▸ **Tarefa escrita a**:
Responda, com base no texto sobre Cananéia, às perguntas a seguir:
(i) Com qual cidade Cananéia disputa a primazia de ser a primeira cidade fundada em solo brasileiro?
(ii) Junto à divisa de qual estado fica Cananéia?
(iii) Em que ano foi criado o Parque Estadual da Ilha do Cardoso?

++++ Texto do documento ++++

MANSÕES PODEM. Ninguém incomoda.
Cananéia, Estancia balneária
paulista que disputa com São Vicente a primazia de tratar-se da primeira cidade
fundada em solo brasileiro, situada no litoral sul, junto à divisa do Paraná, é
um município constituído por incontáveis ilhas, formando um aprazível
arquipélago com várias praias, enseadas, manguezais ocupados por moradores
tradicionais, caiçaras que habitam meandros da Mata Atlantica há séculos a
mantendo preservada, como assim está preservada a mais autentica cultura tradicional
do litoral paulista.
Inúmeros parques e reservas
se encontram no seu território, com destaque para o PEIC – Parque Estadual da
Ilha do Cardoso, criado em 1962 em área pertencente à União, que abrange a ilha
do mesmo nome e seu entorno.

++++ Dados fornecidos ++++

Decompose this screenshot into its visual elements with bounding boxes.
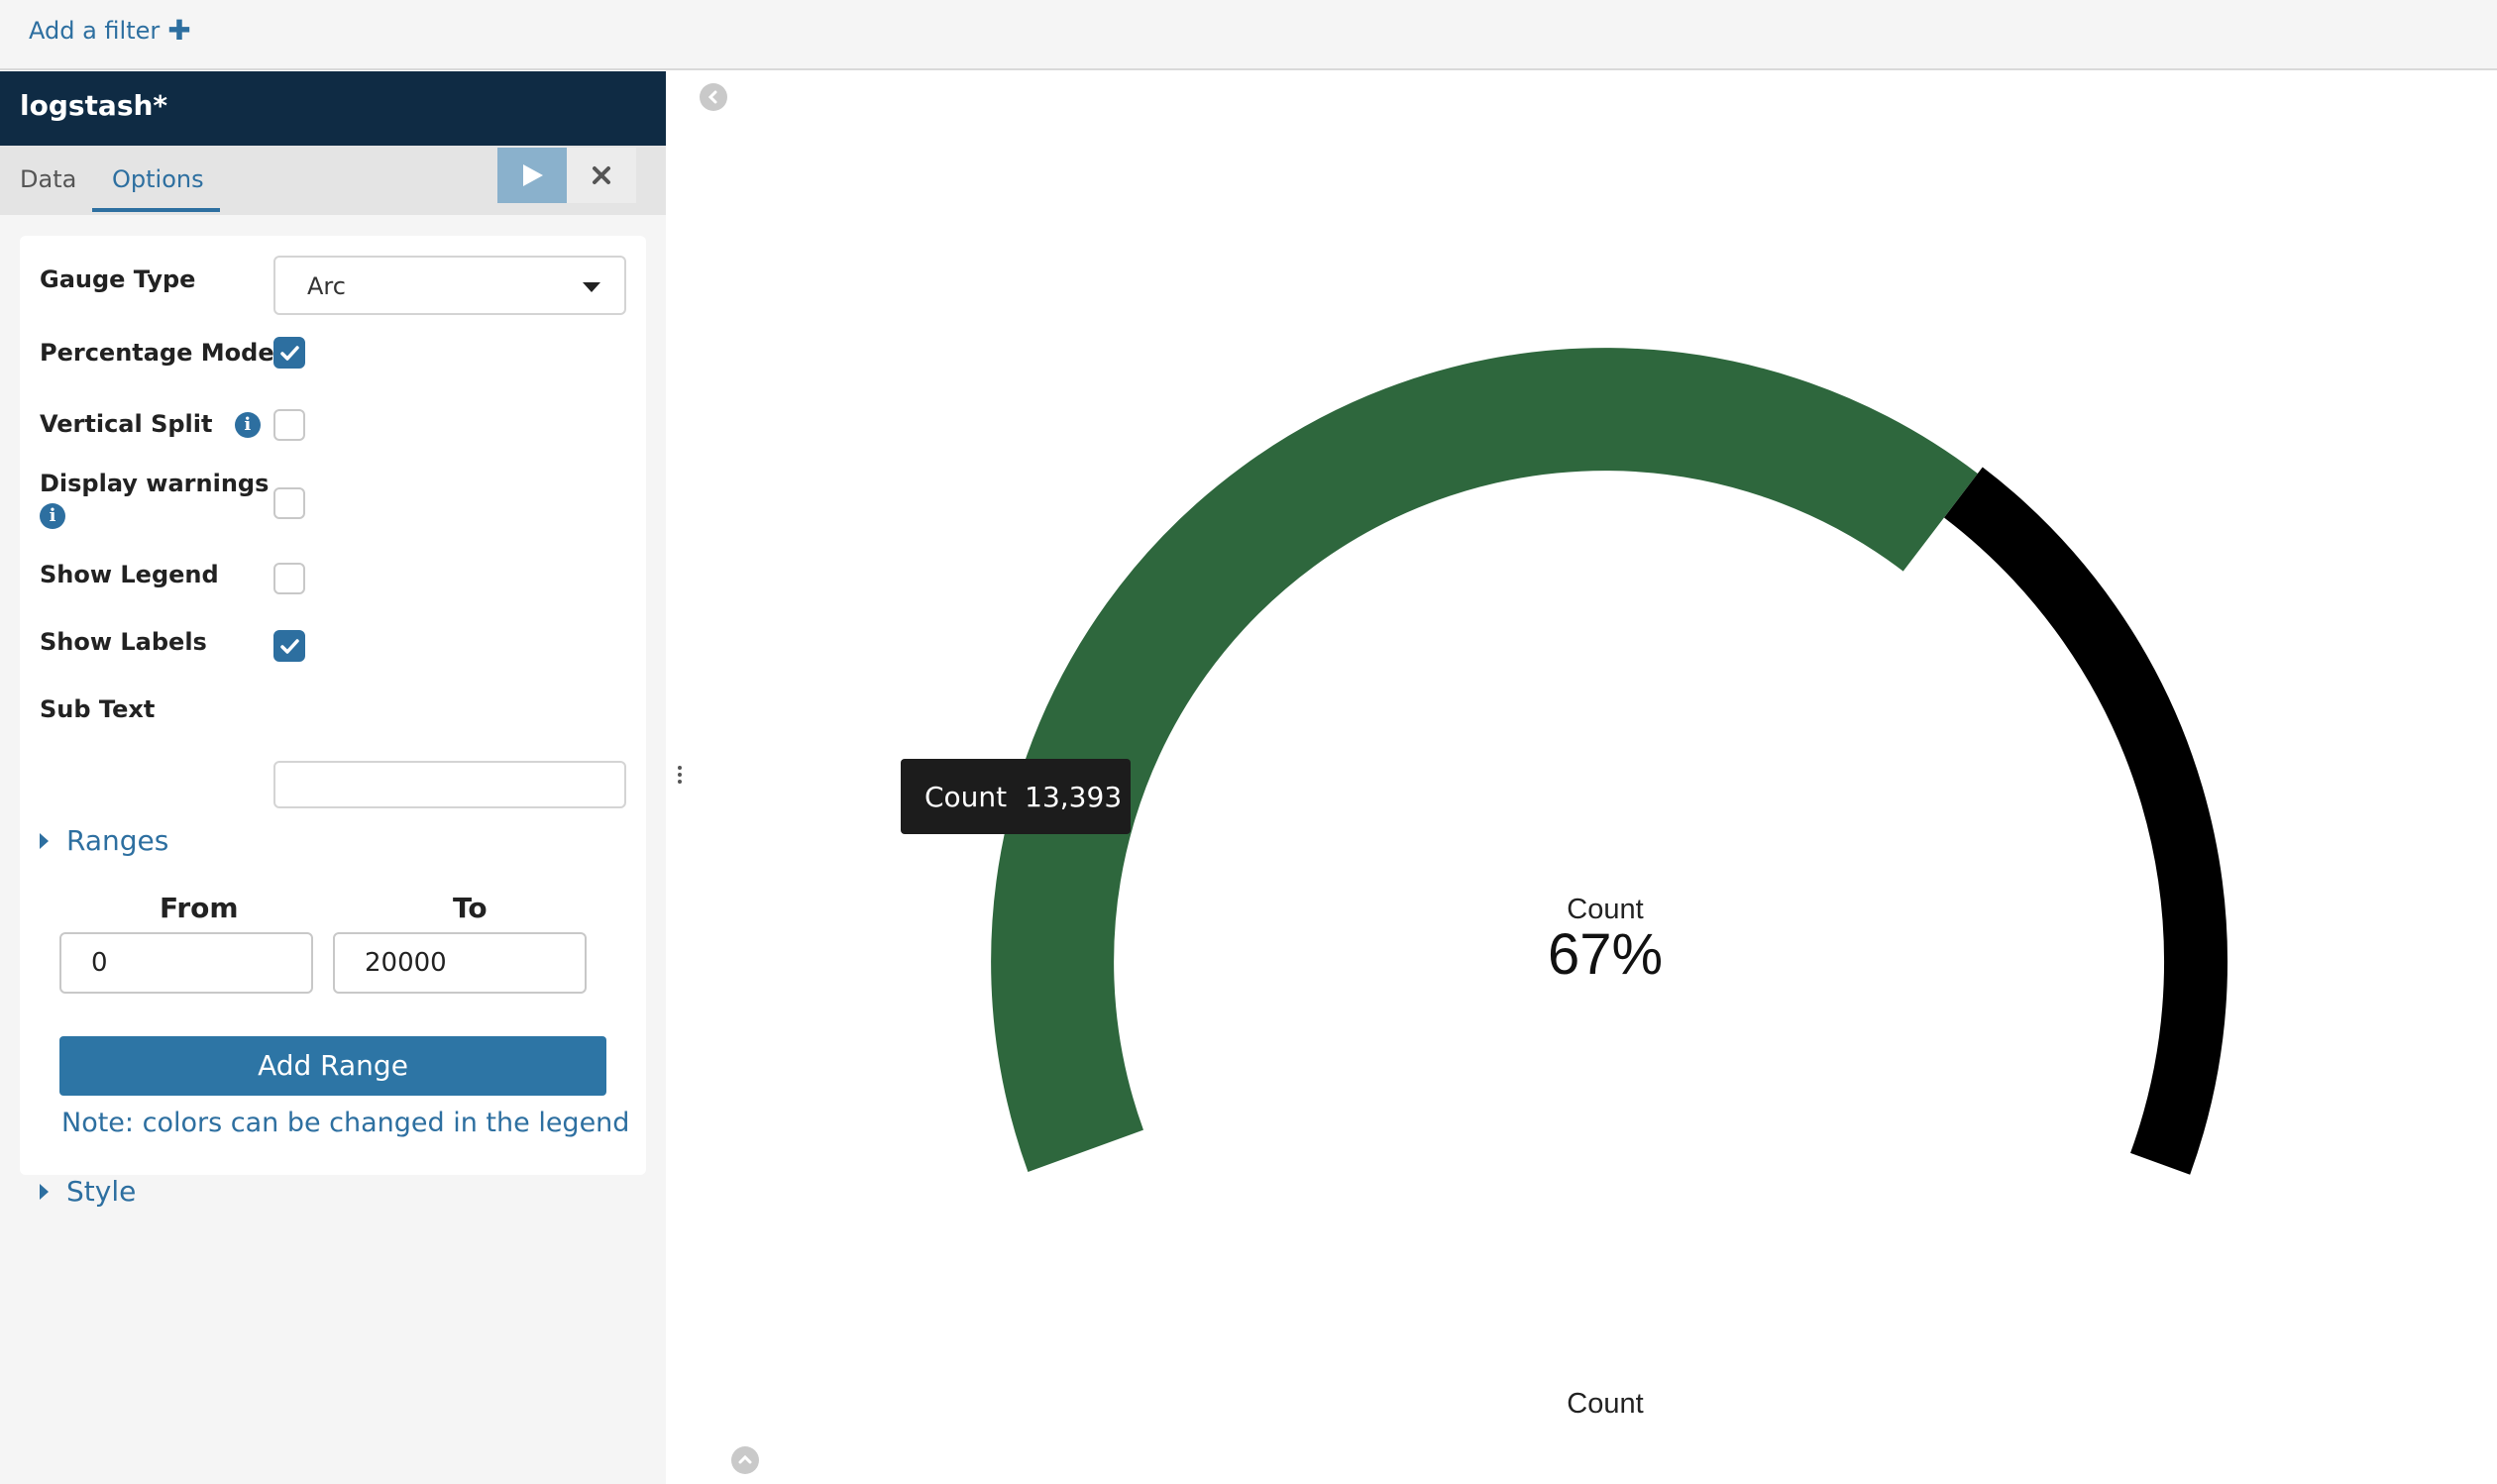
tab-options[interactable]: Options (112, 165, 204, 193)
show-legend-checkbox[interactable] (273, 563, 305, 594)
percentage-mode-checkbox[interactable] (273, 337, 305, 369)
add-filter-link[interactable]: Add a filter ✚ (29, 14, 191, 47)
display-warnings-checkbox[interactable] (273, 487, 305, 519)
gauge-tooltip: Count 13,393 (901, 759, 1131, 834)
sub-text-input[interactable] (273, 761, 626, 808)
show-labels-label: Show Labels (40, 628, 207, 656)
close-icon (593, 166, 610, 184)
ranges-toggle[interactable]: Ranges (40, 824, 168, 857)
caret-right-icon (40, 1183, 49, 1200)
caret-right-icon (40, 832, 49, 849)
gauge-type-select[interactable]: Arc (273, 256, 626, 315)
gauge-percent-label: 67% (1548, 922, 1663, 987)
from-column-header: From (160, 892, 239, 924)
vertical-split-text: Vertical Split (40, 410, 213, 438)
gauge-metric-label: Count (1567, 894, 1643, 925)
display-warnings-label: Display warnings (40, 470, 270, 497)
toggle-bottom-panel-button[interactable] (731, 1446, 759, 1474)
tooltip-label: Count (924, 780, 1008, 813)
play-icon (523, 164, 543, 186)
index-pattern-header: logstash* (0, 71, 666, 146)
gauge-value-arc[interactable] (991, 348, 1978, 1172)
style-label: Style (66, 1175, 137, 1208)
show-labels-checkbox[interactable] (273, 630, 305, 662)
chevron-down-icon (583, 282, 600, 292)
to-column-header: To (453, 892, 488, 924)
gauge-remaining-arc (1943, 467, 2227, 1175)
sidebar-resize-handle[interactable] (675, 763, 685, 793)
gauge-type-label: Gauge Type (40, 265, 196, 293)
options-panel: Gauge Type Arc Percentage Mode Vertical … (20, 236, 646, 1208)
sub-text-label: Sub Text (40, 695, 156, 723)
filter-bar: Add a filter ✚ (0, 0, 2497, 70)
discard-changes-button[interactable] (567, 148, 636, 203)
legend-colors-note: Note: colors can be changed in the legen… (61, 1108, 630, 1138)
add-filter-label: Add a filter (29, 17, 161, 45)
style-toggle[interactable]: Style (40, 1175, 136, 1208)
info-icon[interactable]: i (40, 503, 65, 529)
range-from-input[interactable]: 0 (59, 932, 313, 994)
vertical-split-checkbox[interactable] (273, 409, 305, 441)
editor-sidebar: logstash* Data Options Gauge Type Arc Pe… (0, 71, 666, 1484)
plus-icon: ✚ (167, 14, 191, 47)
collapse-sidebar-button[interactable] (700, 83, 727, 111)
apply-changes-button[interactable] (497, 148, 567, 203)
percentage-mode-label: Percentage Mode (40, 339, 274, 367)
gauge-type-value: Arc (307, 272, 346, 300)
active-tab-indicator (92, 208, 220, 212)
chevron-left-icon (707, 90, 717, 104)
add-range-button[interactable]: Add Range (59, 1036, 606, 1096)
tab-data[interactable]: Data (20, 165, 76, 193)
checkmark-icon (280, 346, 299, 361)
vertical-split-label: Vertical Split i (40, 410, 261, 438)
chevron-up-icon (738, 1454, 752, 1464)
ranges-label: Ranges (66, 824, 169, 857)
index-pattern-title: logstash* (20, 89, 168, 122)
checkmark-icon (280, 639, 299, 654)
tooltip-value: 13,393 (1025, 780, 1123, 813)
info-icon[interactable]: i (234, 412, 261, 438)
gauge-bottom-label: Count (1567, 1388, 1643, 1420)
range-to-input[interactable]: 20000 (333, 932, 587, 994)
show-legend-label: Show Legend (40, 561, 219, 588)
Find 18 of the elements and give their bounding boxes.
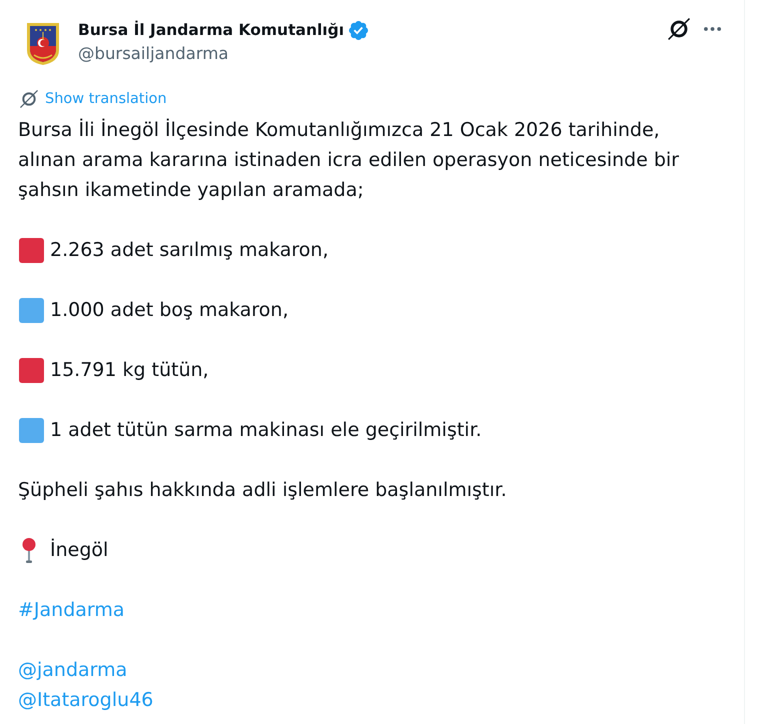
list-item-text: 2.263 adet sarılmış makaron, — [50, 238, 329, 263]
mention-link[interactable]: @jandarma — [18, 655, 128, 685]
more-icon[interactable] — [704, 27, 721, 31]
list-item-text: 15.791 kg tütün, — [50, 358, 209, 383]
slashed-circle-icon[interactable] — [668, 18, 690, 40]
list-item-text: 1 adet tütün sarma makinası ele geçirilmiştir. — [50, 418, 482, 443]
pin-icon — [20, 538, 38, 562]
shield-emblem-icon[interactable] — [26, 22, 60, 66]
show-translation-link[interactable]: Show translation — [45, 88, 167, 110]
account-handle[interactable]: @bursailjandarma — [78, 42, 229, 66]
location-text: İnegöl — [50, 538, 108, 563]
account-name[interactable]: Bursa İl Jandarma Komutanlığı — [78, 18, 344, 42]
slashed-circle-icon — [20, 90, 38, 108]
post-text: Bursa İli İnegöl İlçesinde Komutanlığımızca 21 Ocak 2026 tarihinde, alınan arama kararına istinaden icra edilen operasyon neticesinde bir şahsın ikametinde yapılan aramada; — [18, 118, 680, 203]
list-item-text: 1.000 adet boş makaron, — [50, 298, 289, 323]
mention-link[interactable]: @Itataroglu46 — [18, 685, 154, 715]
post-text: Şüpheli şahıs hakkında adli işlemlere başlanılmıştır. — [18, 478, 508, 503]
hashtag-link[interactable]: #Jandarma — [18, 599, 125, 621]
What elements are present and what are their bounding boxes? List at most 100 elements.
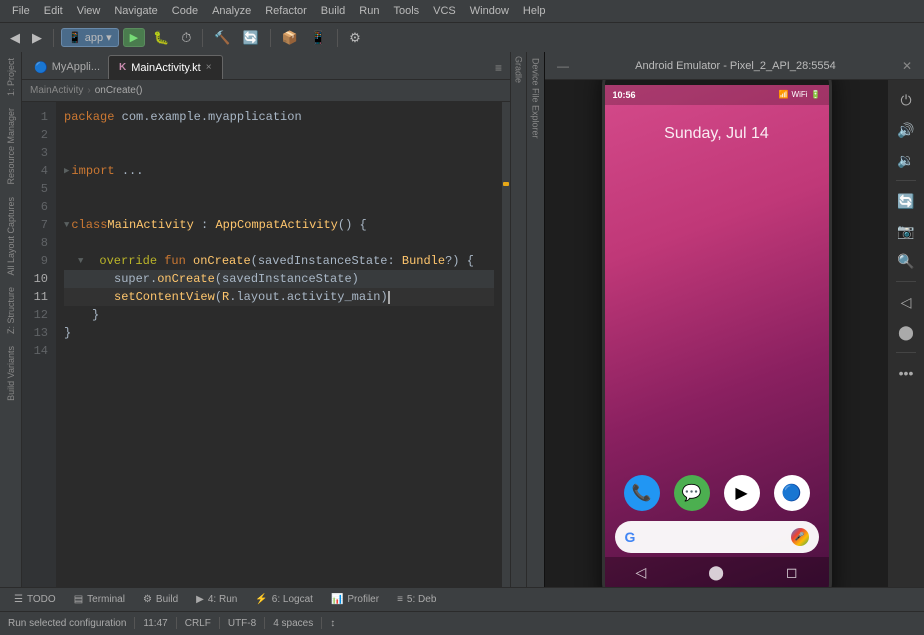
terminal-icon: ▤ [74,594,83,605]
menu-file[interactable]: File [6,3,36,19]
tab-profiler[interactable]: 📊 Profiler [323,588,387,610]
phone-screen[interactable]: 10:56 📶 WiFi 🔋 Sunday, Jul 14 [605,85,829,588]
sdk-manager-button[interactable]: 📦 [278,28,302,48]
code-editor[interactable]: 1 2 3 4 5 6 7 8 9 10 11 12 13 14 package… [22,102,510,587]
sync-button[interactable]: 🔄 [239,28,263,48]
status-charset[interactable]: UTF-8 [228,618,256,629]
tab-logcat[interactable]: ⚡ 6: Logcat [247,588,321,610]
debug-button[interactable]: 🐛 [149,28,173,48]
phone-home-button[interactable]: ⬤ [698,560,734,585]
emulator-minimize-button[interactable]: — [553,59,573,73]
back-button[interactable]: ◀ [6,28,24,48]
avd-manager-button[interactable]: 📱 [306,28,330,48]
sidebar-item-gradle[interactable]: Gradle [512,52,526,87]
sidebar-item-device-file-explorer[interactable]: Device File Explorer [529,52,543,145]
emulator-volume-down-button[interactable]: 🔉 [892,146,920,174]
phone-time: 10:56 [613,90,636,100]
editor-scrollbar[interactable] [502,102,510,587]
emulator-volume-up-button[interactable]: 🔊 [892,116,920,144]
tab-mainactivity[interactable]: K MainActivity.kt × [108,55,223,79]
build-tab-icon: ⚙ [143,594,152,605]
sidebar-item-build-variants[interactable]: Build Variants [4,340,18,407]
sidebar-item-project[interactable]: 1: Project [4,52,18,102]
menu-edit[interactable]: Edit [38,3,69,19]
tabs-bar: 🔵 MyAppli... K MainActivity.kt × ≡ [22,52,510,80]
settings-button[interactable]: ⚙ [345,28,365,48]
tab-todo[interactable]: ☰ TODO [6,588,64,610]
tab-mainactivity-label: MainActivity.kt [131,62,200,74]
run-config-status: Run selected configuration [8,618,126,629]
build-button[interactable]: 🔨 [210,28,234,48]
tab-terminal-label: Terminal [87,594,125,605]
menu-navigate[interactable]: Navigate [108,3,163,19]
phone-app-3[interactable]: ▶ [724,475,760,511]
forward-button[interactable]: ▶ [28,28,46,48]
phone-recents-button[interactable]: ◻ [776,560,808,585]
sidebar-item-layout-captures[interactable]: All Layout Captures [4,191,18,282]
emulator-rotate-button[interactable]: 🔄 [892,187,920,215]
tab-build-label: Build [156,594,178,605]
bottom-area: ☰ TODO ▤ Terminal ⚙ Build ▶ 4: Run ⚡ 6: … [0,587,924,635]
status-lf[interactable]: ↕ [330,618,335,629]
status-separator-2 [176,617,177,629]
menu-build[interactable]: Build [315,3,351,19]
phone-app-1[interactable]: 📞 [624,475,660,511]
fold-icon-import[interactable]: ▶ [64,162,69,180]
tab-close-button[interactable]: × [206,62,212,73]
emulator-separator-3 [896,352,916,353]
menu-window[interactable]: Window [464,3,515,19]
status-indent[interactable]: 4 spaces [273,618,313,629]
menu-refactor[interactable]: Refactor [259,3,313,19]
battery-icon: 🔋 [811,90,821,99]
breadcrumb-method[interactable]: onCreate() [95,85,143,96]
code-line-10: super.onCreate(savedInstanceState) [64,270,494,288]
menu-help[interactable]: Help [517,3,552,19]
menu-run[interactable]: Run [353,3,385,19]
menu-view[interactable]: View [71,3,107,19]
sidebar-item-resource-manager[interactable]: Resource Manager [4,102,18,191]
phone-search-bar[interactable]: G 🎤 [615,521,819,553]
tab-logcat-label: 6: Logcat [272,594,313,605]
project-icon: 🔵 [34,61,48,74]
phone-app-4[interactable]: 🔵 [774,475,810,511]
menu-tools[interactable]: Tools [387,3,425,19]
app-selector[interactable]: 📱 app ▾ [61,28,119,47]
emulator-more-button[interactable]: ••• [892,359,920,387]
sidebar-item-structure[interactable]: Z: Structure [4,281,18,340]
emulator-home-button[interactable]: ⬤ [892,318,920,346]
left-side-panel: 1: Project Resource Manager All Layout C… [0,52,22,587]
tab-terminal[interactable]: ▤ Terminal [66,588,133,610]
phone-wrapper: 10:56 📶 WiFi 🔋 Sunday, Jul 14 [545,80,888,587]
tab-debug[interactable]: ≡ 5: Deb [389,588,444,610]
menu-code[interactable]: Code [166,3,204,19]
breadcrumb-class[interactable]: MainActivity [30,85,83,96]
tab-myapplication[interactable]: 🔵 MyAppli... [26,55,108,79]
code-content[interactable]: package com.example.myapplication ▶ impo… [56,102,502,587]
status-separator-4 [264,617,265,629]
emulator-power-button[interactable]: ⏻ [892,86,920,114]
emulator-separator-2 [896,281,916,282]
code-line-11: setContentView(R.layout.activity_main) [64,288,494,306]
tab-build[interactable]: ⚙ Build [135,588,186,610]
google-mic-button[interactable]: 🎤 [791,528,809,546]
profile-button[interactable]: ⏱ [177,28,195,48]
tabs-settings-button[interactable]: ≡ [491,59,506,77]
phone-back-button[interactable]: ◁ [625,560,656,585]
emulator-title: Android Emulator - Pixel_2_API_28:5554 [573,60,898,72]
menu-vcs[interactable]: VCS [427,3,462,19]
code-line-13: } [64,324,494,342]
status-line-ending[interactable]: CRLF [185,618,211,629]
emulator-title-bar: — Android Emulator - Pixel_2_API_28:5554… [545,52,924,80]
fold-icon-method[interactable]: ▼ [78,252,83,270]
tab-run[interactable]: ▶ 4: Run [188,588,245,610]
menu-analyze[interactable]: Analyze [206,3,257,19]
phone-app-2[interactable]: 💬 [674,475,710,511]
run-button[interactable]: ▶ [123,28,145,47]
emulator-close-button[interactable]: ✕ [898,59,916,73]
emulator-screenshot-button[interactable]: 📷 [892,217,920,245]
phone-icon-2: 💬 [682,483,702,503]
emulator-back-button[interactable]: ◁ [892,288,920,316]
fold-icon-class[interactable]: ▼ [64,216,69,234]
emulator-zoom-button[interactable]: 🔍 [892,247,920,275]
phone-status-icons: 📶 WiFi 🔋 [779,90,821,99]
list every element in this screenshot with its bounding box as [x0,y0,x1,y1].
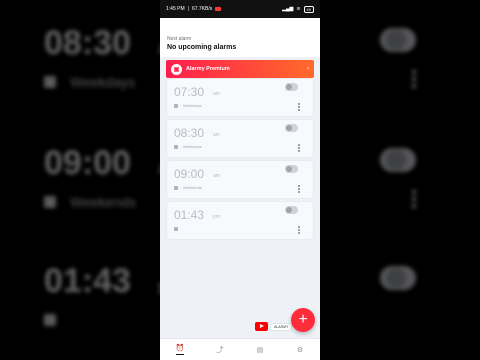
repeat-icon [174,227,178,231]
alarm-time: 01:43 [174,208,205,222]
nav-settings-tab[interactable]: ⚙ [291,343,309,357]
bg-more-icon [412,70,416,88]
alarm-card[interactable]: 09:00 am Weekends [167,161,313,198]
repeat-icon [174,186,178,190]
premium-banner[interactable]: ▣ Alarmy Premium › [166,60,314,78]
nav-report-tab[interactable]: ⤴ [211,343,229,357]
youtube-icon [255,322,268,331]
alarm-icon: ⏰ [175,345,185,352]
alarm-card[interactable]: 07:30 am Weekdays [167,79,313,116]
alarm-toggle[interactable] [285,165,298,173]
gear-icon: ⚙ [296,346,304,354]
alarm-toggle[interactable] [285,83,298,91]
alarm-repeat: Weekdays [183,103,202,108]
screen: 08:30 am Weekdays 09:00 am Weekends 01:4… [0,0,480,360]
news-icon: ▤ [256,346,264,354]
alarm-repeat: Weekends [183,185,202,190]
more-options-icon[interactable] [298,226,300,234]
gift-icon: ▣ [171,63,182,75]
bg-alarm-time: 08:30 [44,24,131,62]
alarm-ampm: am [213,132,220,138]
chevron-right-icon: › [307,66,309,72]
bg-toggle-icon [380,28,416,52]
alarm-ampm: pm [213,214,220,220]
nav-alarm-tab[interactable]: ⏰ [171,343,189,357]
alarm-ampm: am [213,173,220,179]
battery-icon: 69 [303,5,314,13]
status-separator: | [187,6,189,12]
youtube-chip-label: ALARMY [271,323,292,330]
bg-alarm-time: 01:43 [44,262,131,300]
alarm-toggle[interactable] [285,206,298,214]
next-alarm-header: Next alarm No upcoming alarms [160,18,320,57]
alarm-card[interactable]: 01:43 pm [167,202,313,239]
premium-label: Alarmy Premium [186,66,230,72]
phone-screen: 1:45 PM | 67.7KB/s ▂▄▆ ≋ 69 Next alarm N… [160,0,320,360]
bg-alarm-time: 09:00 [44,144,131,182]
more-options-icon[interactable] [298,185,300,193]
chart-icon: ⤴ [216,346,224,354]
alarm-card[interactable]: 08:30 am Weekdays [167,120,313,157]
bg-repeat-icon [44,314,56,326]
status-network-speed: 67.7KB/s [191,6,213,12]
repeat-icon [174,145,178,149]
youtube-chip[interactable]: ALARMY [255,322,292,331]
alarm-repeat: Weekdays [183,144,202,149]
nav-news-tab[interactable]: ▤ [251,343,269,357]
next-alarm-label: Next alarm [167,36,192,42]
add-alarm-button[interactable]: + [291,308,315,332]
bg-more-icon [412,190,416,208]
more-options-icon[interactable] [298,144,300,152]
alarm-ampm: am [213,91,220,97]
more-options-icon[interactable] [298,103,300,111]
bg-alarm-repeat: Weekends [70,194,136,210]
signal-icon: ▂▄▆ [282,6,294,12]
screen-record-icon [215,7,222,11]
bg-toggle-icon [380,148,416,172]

++++

▸ **Tarefa escrita b**: Nas entradas, reescreva as linhas que vão da linha com "terminal-icon: ▤ [74,594,83,605]" até a linha com "sync-button[interactable]: 🔄 [239,28,263,48]", ambas incluídas, trocando "menu-file" por "menu-arquivo" e mantendo todo o resto igual. Apresente somente essas linhas.

▸ **Resposta desenvolvida a**:
(i) São Vicente.
(ii) Paraná.
(iii) 1962.

▸ **Resposta desenvolvida b**:
terminal-icon: ▤ [74,594,83,605]
menu-arquivo[interactable]: File [6,3,36,19]
tab-profiler[interactable]: 📊 Profiler [323,588,387,610]
phone-screen[interactable]: 10:56 📶 WiFi 🔋 Sunday, Jul 14 [605,85,829,588]
sdk-manager-button[interactable]: 📦 [278,28,302,48]
code-editor[interactable]: 1 2 3 4 5 6 7 8 9 10 11 12 13 14 package… [22,102,510,587]
sync-button[interactable]: 🔄 [239,28,263,48]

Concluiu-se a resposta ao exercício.